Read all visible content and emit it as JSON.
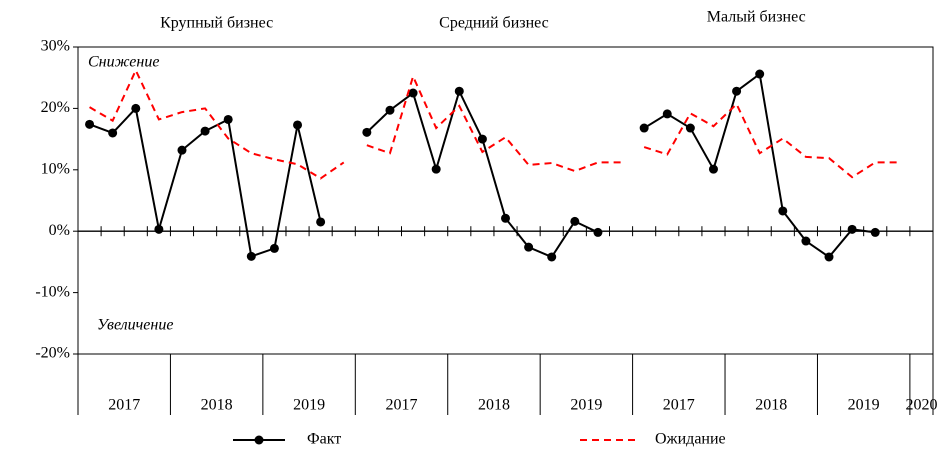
{
  "chart_data": {
    "type": "line",
    "ylim": [
      -20,
      30
    ],
    "yticks": [
      {
        "value": -20,
        "label": "-20%"
      },
      {
        "value": -10,
        "label": "-10%"
      },
      {
        "value": 0,
        "label": "0%"
      },
      {
        "value": 10,
        "label": "10%"
      },
      {
        "value": 20,
        "label": "20%"
      },
      {
        "value": 30,
        "label": "30%"
      }
    ],
    "annotations": [
      "Снижение",
      "Увеличение"
    ],
    "panels": [
      {
        "title": "Крупный бизнес",
        "years": [
          "2017",
          "2018",
          "2019"
        ]
      },
      {
        "title": "Средний бизнес",
        "years": [
          "2017",
          "2018",
          "2019"
        ]
      },
      {
        "title": "Малый бизнес",
        "years": [
          "2017",
          "2018",
          "2019",
          "2020"
        ]
      }
    ],
    "series": [
      {
        "name": "Факт",
        "color": "#000000",
        "dashed": false,
        "markers": true,
        "values": [
          [
            17.4,
            16.0,
            20.0,
            0.3,
            13.2,
            16.3,
            18.2,
            -4.1,
            -2.8,
            17.3,
            1.5,
            null
          ],
          [
            16.1,
            19.7,
            22.5,
            10.1,
            22.8,
            15.0,
            2.1,
            -2.6,
            -4.2,
            1.6,
            -0.2,
            null
          ],
          [
            16.8,
            19.1,
            16.8,
            10.1,
            22.8,
            25.6,
            3.3,
            -1.6,
            -4.2,
            0.3,
            -0.2,
            null
          ]
        ]
      },
      {
        "name": "Ожидание",
        "color": "#ff0000",
        "dashed": true,
        "markers": false,
        "values": [
          [
            20.2,
            18.0,
            26.2,
            18.2,
            19.4,
            20.0,
            15.1,
            12.7,
            11.7,
            10.9,
            8.6,
            11.2
          ],
          [
            14.0,
            12.7,
            25.2,
            16.8,
            20.4,
            12.9,
            15.3,
            10.8,
            11.1,
            9.8,
            11.2,
            11.2
          ],
          [
            13.7,
            12.5,
            19.2,
            17.1,
            20.7,
            12.7,
            15.1,
            12.1,
            11.9,
            8.8,
            11.2,
            11.2
          ]
        ]
      }
    ]
  }
}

**OBJECTIVE**
Omitting all images, retype each line of the records precisely.

**ANSWER TO THIS PROBLEM**
Read all visible content and emit it as JSON.
{
  "chart_data": {
    "type": "line",
    "ylim": [
      -20,
      30
    ],
    "yticks": [
      {
        "value": -20,
        "label": "-20%"
      },
      {
        "value": -10,
        "label": "-10%"
      },
      {
        "value": 0,
        "label": "0%"
      },
      {
        "value": 10,
        "label": "10%"
      },
      {
        "value": 20,
        "label": "20%"
      },
      {
        "value": 30,
        "label": "30%"
      }
    ],
    "annotations": [
      "Снижение",
      "Увеличение"
    ],
    "panels": [
      {
        "title": "Крупный бизнес",
        "years": [
          "2017",
          "2018",
          "2019"
        ]
      },
      {
        "title": "Средний бизнес",
        "years": [
          "2017",
          "2018",
          "2019"
        ]
      },
      {
        "title": "Малый бизнес",
        "years": [
          "2017",
          "2018",
          "2019",
          "2020"
        ]
      }
    ],
    "series": [
      {
        "name": "Факт",
        "color": "#000000",
        "dashed": false,
        "markers": true,
        "values": [
          [
            17.4,
            16.0,
            20.0,
            0.3,
            13.2,
            16.3,
            18.2,
            -4.1,
            -2.8,
            17.3,
            1.5,
            null
          ],
          [
            16.1,
            19.7,
            22.5,
            10.1,
            22.8,
            15.0,
            2.1,
            -2.6,
            -4.2,
            1.6,
            -0.2,
            null
          ],
          [
            16.8,
            19.1,
            16.8,
            10.1,
            22.8,
            25.6,
            3.3,
            -1.6,
            -4.2,
            0.3,
            -0.2,
            null
          ]
        ]
      },
      {
        "name": "Ожидание",
        "color": "#ff0000",
        "dashed": true,
        "markers": false,
        "values": [
          [
            20.2,
            18.0,
            26.2,
            18.2,
            19.4,
            20.0,
            15.1,
            12.7,
            11.7,
            10.9,
            8.6,
            11.2
          ],
          [
            14.0,
            12.7,
            25.2,
            16.8,
            20.4,
            12.9,
            15.3,
            10.8,
            11.1,
            9.8,
            11.2,
            11.2
          ],
          [
            13.7,
            12.5,
            19.2,
            17.1,
            20.7,
            12.7,
            15.1,
            12.1,
            11.9,
            8.8,
            11.2,
            11.2
          ]
        ]
      }
    ]
  }
}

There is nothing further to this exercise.